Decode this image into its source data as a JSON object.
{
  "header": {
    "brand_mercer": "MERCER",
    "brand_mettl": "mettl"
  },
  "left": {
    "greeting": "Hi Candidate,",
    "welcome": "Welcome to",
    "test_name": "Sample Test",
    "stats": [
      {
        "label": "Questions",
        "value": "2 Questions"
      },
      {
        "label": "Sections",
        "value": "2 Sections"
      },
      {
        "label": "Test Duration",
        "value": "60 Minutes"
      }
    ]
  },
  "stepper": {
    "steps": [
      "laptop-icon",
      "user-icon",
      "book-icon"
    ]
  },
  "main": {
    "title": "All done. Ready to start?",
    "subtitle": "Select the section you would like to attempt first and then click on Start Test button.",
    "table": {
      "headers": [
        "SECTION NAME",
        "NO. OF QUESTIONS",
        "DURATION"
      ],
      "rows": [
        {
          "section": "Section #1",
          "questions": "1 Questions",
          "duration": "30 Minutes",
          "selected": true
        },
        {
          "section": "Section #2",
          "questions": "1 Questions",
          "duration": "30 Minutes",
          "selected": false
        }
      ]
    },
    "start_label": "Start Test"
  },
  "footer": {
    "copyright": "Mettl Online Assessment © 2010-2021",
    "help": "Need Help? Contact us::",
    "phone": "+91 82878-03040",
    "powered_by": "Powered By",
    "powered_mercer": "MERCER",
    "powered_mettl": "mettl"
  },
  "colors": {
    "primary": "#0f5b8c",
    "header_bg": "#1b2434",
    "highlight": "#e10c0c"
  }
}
----
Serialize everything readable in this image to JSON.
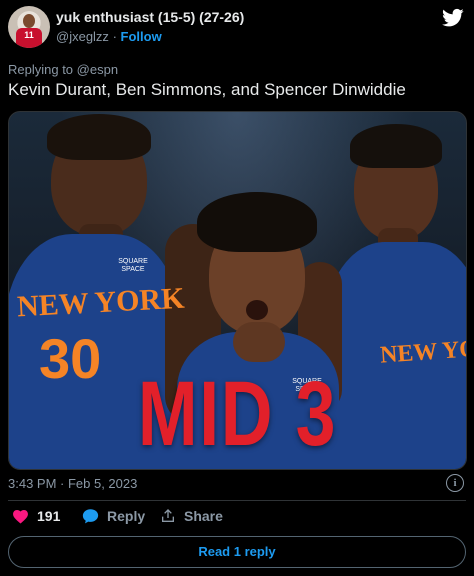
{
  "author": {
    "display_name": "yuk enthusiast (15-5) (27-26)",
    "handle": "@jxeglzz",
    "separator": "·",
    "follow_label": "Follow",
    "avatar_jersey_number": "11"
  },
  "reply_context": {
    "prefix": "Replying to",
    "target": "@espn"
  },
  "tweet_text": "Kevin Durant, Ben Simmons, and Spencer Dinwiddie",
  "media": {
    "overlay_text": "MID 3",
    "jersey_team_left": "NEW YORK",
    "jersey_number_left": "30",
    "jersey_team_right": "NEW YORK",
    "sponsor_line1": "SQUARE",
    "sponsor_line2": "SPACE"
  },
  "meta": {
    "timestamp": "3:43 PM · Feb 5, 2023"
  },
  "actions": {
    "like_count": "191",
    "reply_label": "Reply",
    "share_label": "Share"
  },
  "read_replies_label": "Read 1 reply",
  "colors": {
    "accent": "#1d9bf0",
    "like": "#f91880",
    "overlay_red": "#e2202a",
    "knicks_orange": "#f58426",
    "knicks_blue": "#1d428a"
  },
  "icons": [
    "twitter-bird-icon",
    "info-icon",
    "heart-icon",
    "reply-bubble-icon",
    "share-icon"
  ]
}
----
Given exercise
Return each line that includes "this".

The answer
Decode this image into its source data as a JSON object.
Serialize everything readable in this image to JSON.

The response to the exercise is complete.